PROBLEM REQUIREMENTS: Only the lines from the one holding "Convert this document image to plain text." to the end should be retyped, exactly, with both ends included and no pictures.

DATA LISTING:
◇ ◇ ◇ ◇ ◇ ◇ ◇

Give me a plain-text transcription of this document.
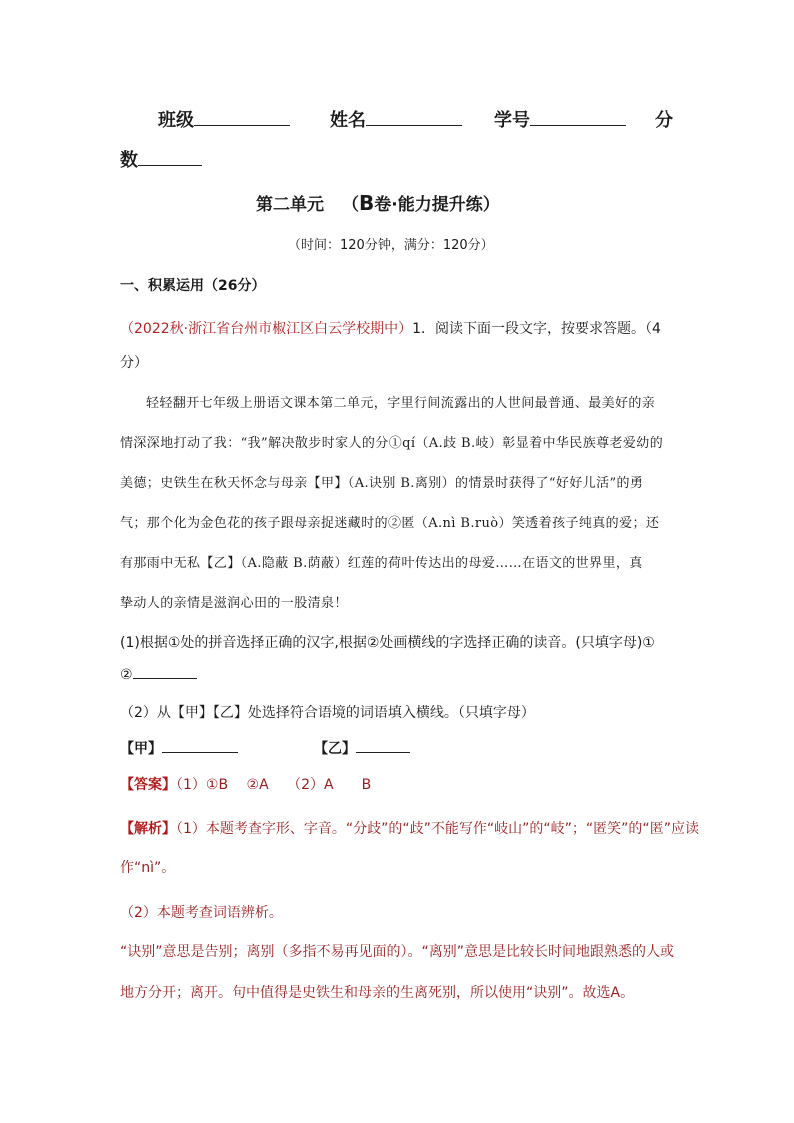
班级	姓名	学号	分
数
第二单元 （B卷·能力提升练）
（时间：120分钟，满分：120分）
一、积累运用（26分）
（2022秋·浙江省台州市椒江区白云学校期中）1．阅读下面一段文字，按要求答题。（4
分）
轻轻翻开七年级上册语文课本第二单元，字里行间流露出的人世间最普通、最美好的亲
情深深地打动了我：“我”解决散步时家人的分①qí（A.歧 B.岐）彰显着中华民族尊老爱幼的
美德；史铁生在秋天怀念与母亲【甲】（A.诀别 B.离别）的情景时获得了“好好儿活”的勇
气；那个化为金色花的孩子跟母亲捉迷藏时的②匿（A.nì B.ruò）笑透着孩子纯真的爱；还
有那雨中无私【乙】（A.隐蔽 B.荫蔽）红莲的荷叶传达出的母爱……在语文的世界里，真
挚动人的亲情是滋润心田的一股清泉！
(1)根据①处的拼音选择正确的汉字,根据②处画横线的字选择正确的读音。(只填字母)①
②
（2）从【甲】【乙】处选择符合语境的词语填入横线。（只填字母）
【甲】	【乙】
【答案】（1）①B　 ②A　 （2）A　　B
【解析】（1）本题考查字形、字音。“分歧”的“歧”不能写作“岐山”的“岐”；“匿笑”的“匿”应读
作“nì”。
（2）本题考查词语辨析。
“诀别”意思是告别；离别（多指不易再见面的）。“离别”意思是比较长时间地跟熟悉的人或
地方分开；离开。句中值得是史铁生和母亲的生离死别，所以使用“诀别”。故选A。
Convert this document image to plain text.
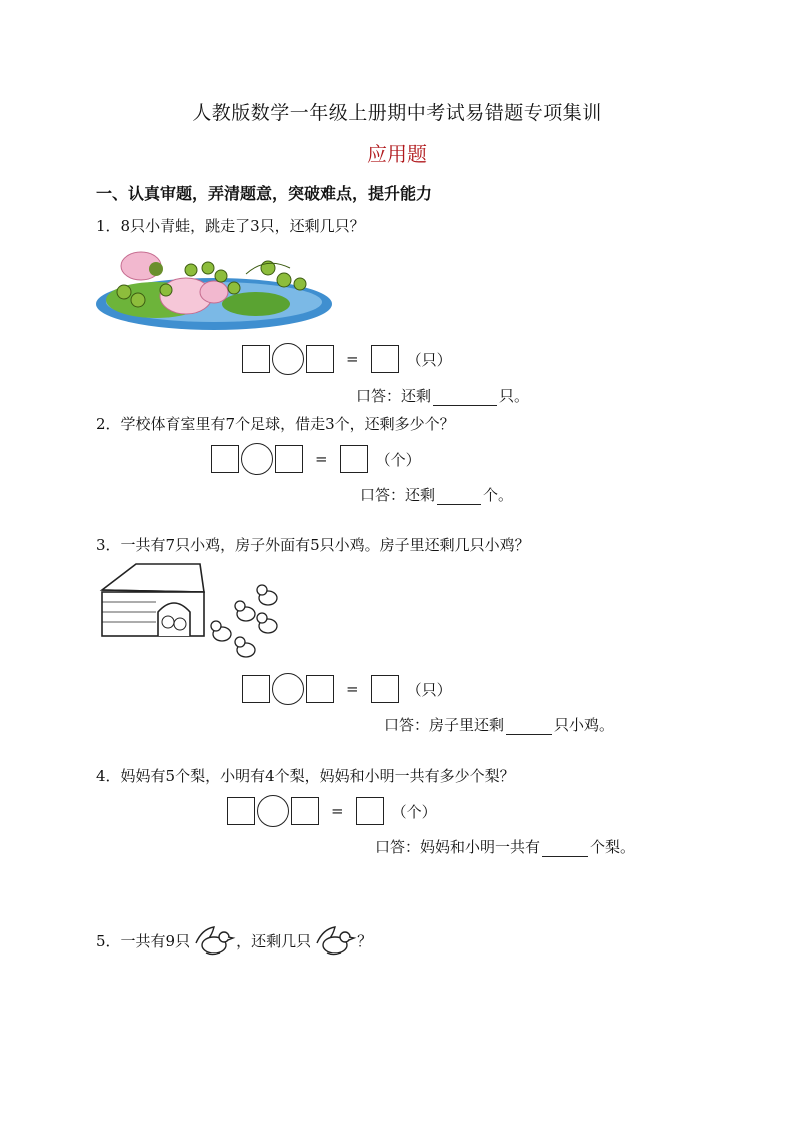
人教版数学一年级上册期中考试易错题专项集训
应用题
一、认真审题，弄清题意，突破难点，提升能力
1．8只小青蛙，跳走了3只，还剩几只？
=	（只）
口答：还剩	只。
2．学校体育室里有7个足球，借走3个，还剩多少个？
=	（个）
口答：还剩	个。
3．一共有7只小鸡，房子外面有5只小鸡。房子里还剩几只小鸡？
=	（只）
口答：房子里还剩	只小鸡。
4．妈妈有5个梨，小明有4个梨，妈妈和小明一共有多少个梨？
=	（个）
口答：妈妈和小明一共有	个梨。
5． 一共有9只	，还剩几只	？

◇ ◇ ◇ ◇ ◇ ◇ ◇

COMPLETED TASK:
Convert this document image to plain text.
人教版数学一年级上册期中考试易错题专项集训
应用题
一、认真审题，弄清题意，突破难点，提升能力
1．8只小青蛙，跳走了3只，还剩几只？
=	（只）
口答：还剩	只。
2．学校体育室里有7个足球，借走3个，还剩多少个？
=	（个）
口答：还剩	个。
3．一共有7只小鸡，房子外面有5只小鸡。房子里还剩几只小鸡？
=	（只）
口答：房子里还剩	只小鸡。
4．妈妈有5个梨，小明有4个梨，妈妈和小明一共有多少个梨？
=	（个）
口答：妈妈和小明一共有	个梨。
5． 一共有9只	，还剩几只	？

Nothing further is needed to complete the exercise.